Working data:
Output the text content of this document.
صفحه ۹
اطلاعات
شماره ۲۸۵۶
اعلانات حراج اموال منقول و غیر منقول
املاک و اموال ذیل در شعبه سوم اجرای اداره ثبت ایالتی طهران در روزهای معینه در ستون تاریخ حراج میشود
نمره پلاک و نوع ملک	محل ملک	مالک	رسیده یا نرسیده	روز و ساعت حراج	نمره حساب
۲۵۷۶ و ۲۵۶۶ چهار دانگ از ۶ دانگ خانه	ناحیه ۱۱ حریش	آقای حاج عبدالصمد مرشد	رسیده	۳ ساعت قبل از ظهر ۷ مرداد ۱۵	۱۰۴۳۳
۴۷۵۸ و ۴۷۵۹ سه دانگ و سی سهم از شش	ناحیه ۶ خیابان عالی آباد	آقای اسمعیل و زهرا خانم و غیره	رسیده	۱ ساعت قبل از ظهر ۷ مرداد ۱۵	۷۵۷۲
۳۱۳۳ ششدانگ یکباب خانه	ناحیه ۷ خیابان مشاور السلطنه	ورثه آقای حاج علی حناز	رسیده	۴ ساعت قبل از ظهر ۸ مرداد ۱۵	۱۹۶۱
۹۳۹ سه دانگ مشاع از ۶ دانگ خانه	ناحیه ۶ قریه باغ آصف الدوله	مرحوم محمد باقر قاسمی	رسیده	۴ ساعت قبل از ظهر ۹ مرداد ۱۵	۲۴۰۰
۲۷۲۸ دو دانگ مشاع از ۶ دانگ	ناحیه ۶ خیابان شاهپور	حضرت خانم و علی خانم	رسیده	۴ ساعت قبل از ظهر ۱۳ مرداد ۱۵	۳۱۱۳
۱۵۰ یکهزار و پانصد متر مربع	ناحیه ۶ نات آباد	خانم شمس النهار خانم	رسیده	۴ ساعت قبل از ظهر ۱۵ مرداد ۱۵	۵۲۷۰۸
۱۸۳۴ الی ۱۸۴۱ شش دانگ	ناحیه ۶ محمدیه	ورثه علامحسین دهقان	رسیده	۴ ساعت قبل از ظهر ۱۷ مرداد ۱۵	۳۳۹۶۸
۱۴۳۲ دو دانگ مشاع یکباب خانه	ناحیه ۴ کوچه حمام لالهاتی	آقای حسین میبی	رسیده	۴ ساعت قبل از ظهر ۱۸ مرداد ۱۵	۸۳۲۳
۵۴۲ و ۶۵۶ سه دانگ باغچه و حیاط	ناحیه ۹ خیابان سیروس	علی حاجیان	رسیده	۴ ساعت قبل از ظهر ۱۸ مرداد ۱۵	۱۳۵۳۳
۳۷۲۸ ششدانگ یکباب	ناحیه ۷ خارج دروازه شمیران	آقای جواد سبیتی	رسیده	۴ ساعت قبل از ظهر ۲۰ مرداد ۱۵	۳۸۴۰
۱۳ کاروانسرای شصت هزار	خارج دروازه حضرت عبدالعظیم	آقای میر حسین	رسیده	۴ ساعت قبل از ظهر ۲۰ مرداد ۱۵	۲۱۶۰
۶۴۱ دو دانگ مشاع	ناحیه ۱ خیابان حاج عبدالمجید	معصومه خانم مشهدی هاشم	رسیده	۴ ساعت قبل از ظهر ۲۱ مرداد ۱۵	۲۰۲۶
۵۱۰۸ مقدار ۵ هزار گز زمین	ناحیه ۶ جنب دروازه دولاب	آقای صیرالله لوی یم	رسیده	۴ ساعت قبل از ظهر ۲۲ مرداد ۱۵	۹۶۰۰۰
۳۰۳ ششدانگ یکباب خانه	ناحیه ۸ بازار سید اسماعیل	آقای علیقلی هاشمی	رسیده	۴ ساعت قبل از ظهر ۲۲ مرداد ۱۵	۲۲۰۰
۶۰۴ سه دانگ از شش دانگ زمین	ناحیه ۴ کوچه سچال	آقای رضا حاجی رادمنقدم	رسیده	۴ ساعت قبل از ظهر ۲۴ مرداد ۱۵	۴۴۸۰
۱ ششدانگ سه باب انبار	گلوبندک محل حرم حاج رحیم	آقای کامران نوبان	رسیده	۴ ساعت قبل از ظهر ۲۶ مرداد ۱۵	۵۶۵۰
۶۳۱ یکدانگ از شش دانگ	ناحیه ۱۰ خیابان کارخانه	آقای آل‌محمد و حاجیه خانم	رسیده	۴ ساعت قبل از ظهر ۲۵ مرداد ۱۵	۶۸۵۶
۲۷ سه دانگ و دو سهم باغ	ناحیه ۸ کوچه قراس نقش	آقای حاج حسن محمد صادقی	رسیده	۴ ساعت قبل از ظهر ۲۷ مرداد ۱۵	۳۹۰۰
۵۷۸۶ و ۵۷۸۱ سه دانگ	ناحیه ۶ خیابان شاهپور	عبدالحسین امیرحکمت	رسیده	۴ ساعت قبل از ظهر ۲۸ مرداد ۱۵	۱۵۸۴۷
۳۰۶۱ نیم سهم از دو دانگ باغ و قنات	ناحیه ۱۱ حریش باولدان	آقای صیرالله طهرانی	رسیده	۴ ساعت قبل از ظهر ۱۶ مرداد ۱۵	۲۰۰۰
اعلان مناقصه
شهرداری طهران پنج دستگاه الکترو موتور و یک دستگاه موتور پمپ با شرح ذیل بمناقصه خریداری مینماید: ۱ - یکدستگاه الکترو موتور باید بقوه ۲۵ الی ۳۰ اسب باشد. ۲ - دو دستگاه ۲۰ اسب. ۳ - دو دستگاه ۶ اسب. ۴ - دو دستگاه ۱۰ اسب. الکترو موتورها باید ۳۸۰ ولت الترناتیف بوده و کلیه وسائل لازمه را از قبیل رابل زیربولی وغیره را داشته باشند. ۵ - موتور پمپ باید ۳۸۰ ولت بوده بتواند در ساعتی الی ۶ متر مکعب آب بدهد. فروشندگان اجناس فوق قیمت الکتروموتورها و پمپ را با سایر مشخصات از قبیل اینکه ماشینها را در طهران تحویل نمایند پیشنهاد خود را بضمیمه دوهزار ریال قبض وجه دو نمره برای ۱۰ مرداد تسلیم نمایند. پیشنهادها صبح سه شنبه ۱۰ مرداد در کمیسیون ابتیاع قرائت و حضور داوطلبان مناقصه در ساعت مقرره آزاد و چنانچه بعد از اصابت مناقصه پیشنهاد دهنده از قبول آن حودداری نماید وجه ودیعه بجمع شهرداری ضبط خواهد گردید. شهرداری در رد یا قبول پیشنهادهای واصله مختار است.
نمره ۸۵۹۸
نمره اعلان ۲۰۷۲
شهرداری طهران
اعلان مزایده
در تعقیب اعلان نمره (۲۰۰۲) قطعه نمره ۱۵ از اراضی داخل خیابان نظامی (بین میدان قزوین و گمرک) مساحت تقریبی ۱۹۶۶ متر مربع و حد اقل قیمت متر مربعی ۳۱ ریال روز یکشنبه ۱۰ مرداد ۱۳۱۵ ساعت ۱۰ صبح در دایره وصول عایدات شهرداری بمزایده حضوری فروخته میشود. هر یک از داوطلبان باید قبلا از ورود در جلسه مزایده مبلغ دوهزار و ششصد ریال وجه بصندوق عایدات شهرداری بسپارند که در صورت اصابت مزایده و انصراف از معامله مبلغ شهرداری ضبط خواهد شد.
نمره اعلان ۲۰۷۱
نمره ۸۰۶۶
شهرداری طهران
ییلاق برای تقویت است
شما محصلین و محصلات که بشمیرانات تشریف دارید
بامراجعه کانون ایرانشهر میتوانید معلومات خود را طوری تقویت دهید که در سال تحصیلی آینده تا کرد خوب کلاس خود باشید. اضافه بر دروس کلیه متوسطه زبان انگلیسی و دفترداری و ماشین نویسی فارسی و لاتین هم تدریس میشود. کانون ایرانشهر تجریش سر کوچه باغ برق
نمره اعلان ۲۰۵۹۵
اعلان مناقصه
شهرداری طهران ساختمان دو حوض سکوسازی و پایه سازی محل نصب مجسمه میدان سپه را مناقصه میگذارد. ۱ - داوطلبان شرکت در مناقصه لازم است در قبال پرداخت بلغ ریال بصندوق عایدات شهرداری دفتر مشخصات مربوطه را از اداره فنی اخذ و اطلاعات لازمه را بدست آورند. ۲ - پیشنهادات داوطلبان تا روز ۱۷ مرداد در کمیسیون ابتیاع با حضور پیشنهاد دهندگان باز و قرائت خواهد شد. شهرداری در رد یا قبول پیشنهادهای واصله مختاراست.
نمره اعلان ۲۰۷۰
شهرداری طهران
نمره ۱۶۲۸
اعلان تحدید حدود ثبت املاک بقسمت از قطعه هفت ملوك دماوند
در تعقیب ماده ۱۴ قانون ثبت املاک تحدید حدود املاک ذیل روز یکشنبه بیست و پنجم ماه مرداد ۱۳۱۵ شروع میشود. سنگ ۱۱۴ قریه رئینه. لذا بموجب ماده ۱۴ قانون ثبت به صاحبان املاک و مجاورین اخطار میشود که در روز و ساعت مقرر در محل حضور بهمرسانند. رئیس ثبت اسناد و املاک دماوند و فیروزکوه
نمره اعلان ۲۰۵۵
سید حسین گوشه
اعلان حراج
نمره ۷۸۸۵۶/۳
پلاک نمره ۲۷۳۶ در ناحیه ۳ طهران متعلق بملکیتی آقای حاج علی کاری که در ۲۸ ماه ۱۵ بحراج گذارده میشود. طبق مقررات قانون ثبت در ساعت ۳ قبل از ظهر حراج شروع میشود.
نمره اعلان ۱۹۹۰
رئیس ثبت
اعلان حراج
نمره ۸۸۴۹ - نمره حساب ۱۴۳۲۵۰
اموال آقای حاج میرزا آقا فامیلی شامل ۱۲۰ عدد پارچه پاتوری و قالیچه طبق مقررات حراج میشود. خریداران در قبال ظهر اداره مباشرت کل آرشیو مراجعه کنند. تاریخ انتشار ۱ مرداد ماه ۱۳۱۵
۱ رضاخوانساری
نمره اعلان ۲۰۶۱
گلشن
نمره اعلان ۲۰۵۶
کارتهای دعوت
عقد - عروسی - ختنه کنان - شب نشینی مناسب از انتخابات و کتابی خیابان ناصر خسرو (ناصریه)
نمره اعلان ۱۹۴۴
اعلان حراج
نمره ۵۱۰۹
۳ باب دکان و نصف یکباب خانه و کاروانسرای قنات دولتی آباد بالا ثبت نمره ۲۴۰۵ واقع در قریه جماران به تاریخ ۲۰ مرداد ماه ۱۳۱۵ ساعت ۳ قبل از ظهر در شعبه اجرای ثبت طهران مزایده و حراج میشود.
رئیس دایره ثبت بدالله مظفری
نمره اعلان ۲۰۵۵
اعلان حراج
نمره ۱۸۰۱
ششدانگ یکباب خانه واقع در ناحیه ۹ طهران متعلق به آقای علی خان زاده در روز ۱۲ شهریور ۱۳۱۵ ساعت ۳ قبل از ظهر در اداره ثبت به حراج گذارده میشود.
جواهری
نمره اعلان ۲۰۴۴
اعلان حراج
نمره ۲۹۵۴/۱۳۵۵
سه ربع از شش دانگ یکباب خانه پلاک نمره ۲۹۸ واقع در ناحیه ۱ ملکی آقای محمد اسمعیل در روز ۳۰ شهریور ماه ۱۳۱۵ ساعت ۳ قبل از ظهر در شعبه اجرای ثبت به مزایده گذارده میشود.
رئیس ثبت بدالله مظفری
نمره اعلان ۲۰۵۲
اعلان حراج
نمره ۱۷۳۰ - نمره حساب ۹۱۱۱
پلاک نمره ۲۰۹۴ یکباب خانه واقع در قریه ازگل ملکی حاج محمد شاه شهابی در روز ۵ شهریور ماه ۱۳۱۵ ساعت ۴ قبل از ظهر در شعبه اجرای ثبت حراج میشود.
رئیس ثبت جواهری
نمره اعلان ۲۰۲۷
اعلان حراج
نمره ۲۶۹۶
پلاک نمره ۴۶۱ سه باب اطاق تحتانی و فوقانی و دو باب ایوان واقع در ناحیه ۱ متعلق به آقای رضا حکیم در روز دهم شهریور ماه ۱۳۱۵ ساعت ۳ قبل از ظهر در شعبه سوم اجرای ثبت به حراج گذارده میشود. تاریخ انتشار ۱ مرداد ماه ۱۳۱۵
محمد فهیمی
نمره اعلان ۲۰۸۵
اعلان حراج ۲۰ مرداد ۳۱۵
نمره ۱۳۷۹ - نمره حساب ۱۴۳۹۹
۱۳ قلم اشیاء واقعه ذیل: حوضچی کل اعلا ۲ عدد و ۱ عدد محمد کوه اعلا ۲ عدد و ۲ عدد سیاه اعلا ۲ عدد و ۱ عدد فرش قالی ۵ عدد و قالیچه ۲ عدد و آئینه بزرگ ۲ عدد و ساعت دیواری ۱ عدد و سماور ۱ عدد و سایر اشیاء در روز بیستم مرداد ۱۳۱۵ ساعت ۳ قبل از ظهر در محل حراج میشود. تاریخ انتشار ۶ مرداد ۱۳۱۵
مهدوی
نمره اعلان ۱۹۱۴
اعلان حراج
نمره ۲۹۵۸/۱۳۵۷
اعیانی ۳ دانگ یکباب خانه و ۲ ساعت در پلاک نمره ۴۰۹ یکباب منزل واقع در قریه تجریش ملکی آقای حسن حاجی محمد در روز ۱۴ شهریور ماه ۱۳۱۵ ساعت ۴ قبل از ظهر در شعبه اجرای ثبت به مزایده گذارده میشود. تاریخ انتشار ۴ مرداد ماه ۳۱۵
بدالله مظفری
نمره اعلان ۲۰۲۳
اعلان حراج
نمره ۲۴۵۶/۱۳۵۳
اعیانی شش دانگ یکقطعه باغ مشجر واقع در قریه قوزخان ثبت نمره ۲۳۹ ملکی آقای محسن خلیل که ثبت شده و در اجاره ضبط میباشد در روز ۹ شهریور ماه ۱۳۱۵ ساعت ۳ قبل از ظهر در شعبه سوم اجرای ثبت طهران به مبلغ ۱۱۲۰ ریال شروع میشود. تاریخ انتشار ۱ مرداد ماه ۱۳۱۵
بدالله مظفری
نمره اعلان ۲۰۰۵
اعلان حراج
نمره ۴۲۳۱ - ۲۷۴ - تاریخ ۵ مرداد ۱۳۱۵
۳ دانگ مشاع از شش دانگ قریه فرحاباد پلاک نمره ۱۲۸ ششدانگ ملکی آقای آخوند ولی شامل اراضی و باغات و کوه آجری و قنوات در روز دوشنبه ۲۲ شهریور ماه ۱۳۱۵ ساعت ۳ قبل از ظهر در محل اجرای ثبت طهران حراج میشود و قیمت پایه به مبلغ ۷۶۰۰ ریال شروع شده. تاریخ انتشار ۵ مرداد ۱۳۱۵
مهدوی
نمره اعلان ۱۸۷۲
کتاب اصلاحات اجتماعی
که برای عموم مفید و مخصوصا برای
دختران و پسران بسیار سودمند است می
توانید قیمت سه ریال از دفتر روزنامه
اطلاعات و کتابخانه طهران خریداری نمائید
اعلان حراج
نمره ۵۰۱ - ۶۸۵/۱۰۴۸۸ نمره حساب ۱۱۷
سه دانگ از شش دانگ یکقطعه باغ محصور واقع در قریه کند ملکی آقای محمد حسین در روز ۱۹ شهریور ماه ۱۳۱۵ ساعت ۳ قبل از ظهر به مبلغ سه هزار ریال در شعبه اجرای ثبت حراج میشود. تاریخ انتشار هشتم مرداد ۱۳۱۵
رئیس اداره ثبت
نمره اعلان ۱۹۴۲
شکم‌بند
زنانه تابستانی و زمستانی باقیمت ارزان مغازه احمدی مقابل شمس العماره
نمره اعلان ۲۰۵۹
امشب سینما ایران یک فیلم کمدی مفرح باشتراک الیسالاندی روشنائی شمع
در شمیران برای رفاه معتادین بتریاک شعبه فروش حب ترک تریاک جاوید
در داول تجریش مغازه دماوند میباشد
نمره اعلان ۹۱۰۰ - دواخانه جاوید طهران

Short task: Find how many of the lines above have the word "دماوند" in them. State only that number.

Result: 3